__TASK REQUIREMENTS__: In the entries below, find every line with "Advanced" and copy it.

[Start DATA]

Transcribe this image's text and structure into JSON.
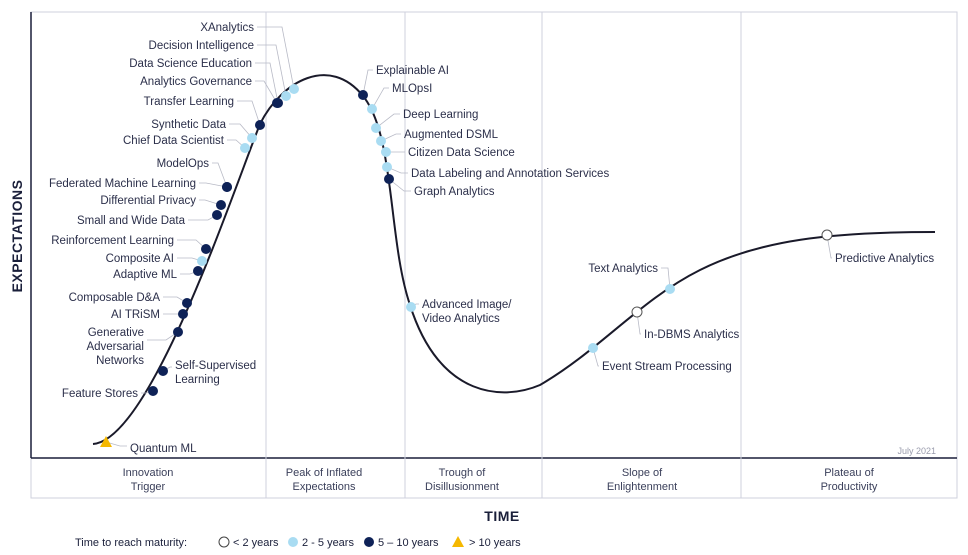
{
  "axes": {
    "y_label": "EXPECTATIONS",
    "x_label": "TIME"
  },
  "date": "July 2021",
  "phases": [
    {
      "id": "innovation",
      "lines": [
        "Innovation",
        "Trigger"
      ]
    },
    {
      "id": "peak",
      "lines": [
        "Peak of Inflated",
        "Expectations"
      ]
    },
    {
      "id": "trough",
      "lines": [
        "Trough of",
        "Disillusionment"
      ]
    },
    {
      "id": "slope",
      "lines": [
        "Slope of",
        "Enlightenment"
      ]
    },
    {
      "id": "plateau",
      "lines": [
        "Plateau of",
        "Productivity"
      ]
    }
  ],
  "legend": {
    "title": "Time to reach maturity:",
    "items": [
      {
        "key": "lt2",
        "label": "< 2 years"
      },
      {
        "key": "2to5",
        "label": "2 - 5 years"
      },
      {
        "key": "5to10",
        "label": "5 – 10 years"
      },
      {
        "key": "gt10",
        "label": "> 10 years"
      }
    ]
  },
  "colors": {
    "lt2": "#ffffff",
    "2to5": "#a9dcf2",
    "5to10": "#0e2257",
    "gt10": "#f5b800",
    "curve": "#1a1a2a",
    "grid": "#cfd1dd"
  },
  "technologies": [
    {
      "name": "XAnalytics",
      "category": "2to5"
    },
    {
      "name": "Decision Intelligence",
      "category": "2to5"
    },
    {
      "name": "Data Science Education",
      "category": "5to10"
    },
    {
      "name": "Analytics Governance",
      "category": "5to10"
    },
    {
      "name": "Transfer Learning",
      "category": "5to10"
    },
    {
      "name": "Synthetic Data",
      "category": "2to5"
    },
    {
      "name": "Chief Data Scientist",
      "category": "2to5"
    },
    {
      "name": "ModelOps",
      "category": "5to10"
    },
    {
      "name": "Federated Machine Learning",
      "category": "5to10"
    },
    {
      "name": "Differential Privacy",
      "category": "5to10"
    },
    {
      "name": "Small and Wide Data",
      "category": "5to10"
    },
    {
      "name": "Reinforcement Learning",
      "category": "5to10"
    },
    {
      "name": "Composite AI",
      "category": "2to5"
    },
    {
      "name": "Adaptive ML",
      "category": "5to10"
    },
    {
      "name": "Composable D&A",
      "category": "5to10"
    },
    {
      "name": "AI TRiSM",
      "category": "5to10"
    },
    {
      "name": "Generative Adversarial Networks",
      "category": "5to10",
      "lines": [
        "Generative",
        "Adversarial",
        "Networks"
      ]
    },
    {
      "name": "Self-Supervised Learning",
      "category": "5to10",
      "lines": [
        "Self-Supervised",
        "Learning"
      ]
    },
    {
      "name": "Feature Stores",
      "category": "5to10"
    },
    {
      "name": "Quantum ML",
      "category": "gt10"
    },
    {
      "name": "Explainable AI",
      "category": "5to10"
    },
    {
      "name": "MLOpsI",
      "category": "2to5"
    },
    {
      "name": "Deep Learning",
      "category": "2to5"
    },
    {
      "name": "Augmented DSML",
      "category": "2to5"
    },
    {
      "name": "Citizen Data Science",
      "category": "2to5"
    },
    {
      "name": "Data Labeling and Annotation Services",
      "category": "2to5"
    },
    {
      "name": "Graph Analytics",
      "category": "5to10"
    },
    {
      "name": "Advanced Image/ Video Analytics",
      "category": "2to5",
      "lines": [
        "Advanced Image/",
        "Video Analytics"
      ]
    },
    {
      "name": "Event Stream Processing",
      "category": "2to5"
    },
    {
      "name": "In-DBMS Analytics",
      "category": "lt2"
    },
    {
      "name": "Text Analytics",
      "category": "2to5"
    },
    {
      "name": "Predictive Analytics",
      "category": "lt2"
    }
  ]
}
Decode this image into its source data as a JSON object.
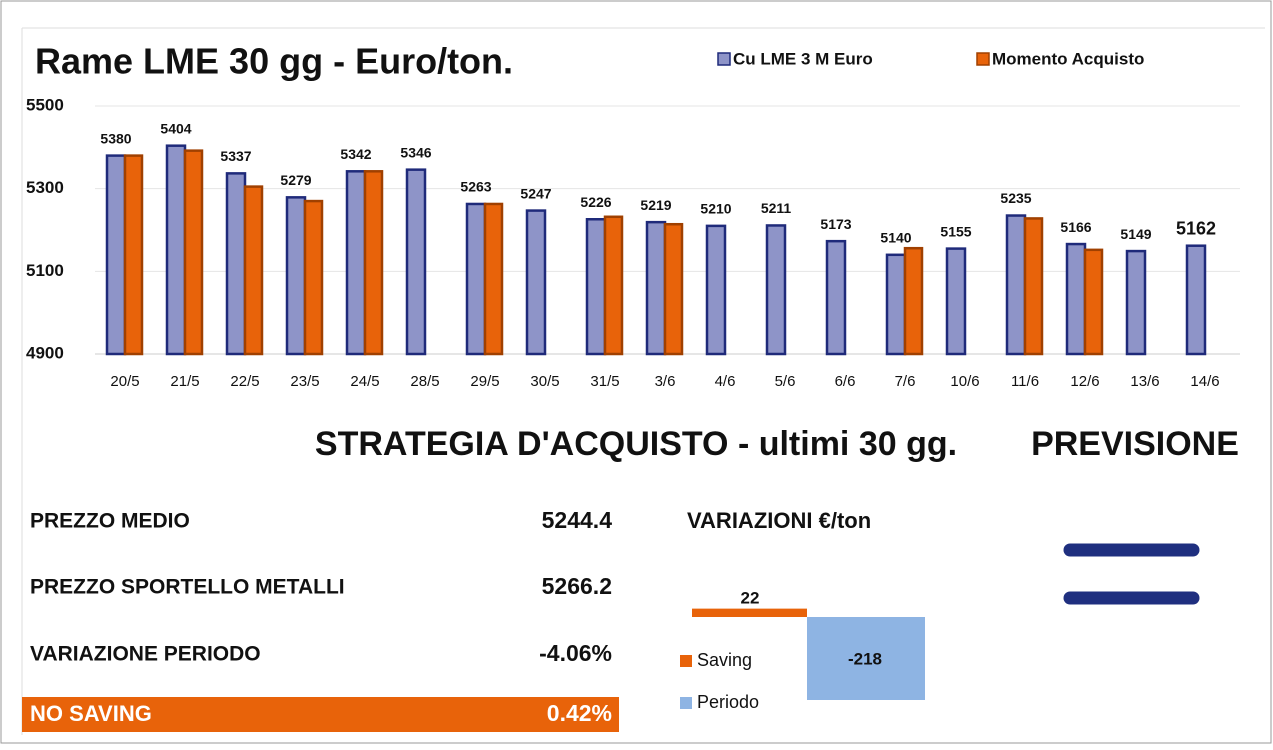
{
  "chart_data": [
    {
      "type": "bar",
      "title": "Rame  LME 30 gg - Euro/ton.",
      "categories": [
        "20/5",
        "21/5",
        "22/5",
        "23/5",
        "24/5",
        "28/5",
        "29/5",
        "30/5",
        "31/5",
        "3/6",
        "4/6",
        "5/6",
        "6/6",
        "7/6",
        "10/6",
        "11/6",
        "12/6",
        "13/6",
        "14/6"
      ],
      "series": [
        {
          "name": "Cu LME 3 M Euro",
          "color": "#8e94c8",
          "values": [
            5380,
            5404,
            5337,
            5279,
            5342,
            5346,
            5263,
            5247,
            5226,
            5219,
            5210,
            5211,
            5173,
            5140,
            5155,
            5235,
            5166,
            5149,
            5162
          ]
        },
        {
          "name": "Momento Acquisto",
          "color": "#e8630a",
          "values": [
            5380,
            5392,
            5305,
            5270,
            5342,
            null,
            5263,
            null,
            5232,
            5214,
            null,
            null,
            null,
            5156,
            null,
            5228,
            5152,
            null,
            null
          ]
        }
      ],
      "ylim": [
        4900,
        5500
      ],
      "yticks": [
        4900,
        5100,
        5300,
        5500
      ],
      "grid": true,
      "legend": "top-right"
    },
    {
      "type": "waterfall",
      "title": "VARIAZIONI €/ton",
      "series": [
        {
          "name": "Saving",
          "color": "#e8630a",
          "values": [
            22
          ]
        },
        {
          "name": "Periodo",
          "color": "#8eb4e3",
          "values": [
            -218
          ]
        }
      ]
    }
  ],
  "strategy": {
    "title": "STRATEGIA D'ACQUISTO - ultimi 30 gg.",
    "rows": [
      {
        "label": "PREZZO MEDIO",
        "value": "5244.4"
      },
      {
        "label": "PREZZO SPORTELLO METALLI",
        "value": "5266.2"
      },
      {
        "label": "VARIAZIONE PERIODO",
        "value": "-4.06%"
      },
      {
        "label": "NO SAVING",
        "value": "0.42%"
      }
    ]
  },
  "forecast": {
    "title": "PREVISIONE"
  }
}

[End DATA]

__SOLUTION__:
      "name": "Advanced Image/ Video Analytics",
        "Advanced Image/",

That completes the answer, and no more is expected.